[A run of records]
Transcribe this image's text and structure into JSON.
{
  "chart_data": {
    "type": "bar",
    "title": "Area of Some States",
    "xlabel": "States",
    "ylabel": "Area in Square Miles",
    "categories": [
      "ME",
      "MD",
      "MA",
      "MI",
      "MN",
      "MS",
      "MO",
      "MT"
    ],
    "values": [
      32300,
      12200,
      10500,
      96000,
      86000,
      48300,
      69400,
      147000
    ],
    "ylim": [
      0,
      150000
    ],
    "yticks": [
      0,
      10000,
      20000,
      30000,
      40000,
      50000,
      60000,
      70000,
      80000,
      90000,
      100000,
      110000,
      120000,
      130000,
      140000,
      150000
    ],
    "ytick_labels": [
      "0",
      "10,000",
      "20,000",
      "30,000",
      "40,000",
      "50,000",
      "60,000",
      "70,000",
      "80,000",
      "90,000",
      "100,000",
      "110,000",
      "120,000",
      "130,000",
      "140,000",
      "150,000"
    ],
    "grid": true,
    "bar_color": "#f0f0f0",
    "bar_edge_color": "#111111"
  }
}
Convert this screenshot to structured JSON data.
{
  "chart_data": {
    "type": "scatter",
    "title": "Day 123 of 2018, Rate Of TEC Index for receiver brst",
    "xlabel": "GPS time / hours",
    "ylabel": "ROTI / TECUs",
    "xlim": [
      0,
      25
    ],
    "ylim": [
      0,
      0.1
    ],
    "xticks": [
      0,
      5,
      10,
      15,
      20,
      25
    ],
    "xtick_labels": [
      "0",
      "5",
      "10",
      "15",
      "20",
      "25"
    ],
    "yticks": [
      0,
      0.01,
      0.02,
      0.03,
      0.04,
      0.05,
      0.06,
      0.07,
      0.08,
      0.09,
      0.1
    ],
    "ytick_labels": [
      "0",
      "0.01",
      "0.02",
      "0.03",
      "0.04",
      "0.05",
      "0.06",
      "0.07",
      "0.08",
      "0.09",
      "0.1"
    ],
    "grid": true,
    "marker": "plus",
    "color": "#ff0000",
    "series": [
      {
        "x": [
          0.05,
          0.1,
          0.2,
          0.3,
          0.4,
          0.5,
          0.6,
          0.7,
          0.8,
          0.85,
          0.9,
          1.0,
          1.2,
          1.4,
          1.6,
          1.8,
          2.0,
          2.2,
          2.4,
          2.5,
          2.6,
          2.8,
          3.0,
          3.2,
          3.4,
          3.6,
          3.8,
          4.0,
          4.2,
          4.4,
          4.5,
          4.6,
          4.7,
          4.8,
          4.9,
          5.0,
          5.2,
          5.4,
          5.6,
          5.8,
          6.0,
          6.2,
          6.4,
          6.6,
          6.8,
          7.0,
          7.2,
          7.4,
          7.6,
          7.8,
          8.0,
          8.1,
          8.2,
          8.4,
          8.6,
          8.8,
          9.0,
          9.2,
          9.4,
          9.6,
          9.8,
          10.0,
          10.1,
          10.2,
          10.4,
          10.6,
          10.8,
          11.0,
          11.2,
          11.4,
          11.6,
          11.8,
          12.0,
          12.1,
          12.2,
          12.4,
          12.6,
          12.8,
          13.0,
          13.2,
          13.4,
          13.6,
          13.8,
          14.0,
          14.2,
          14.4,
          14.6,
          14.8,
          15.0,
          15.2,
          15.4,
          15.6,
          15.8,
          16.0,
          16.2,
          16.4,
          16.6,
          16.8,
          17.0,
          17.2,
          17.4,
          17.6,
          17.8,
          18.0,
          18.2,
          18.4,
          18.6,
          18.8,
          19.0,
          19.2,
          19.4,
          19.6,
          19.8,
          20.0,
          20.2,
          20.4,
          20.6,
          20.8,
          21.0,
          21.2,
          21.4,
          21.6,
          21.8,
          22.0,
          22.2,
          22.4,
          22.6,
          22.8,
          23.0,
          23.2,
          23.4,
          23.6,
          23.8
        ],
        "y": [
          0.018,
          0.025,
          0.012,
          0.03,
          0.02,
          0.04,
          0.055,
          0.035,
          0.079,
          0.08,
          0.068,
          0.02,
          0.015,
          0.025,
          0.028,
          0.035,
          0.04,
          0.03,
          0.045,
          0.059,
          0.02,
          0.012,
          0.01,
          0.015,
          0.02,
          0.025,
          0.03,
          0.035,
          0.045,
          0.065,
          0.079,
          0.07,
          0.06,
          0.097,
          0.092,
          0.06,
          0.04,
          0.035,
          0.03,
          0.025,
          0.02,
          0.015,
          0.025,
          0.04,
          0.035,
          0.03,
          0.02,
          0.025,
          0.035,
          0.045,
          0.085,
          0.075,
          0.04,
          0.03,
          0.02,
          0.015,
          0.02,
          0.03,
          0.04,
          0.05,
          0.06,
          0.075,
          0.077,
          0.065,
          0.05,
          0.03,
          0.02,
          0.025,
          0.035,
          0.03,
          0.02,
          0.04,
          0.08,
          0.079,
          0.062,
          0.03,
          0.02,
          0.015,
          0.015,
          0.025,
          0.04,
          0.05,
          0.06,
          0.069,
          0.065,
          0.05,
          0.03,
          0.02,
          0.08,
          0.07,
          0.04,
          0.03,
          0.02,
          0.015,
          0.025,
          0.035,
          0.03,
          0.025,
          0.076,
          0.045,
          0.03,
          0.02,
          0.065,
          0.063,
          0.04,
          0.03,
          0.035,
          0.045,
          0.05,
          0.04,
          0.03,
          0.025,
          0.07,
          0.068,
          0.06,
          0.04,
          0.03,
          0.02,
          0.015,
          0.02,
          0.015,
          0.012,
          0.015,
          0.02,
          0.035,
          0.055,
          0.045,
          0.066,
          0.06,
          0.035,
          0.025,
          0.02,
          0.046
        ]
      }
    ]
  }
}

## Challenge:
Tally the lines in these entries that have the string "States" in them, then answer with the count and nothing else.

## Full answer:
2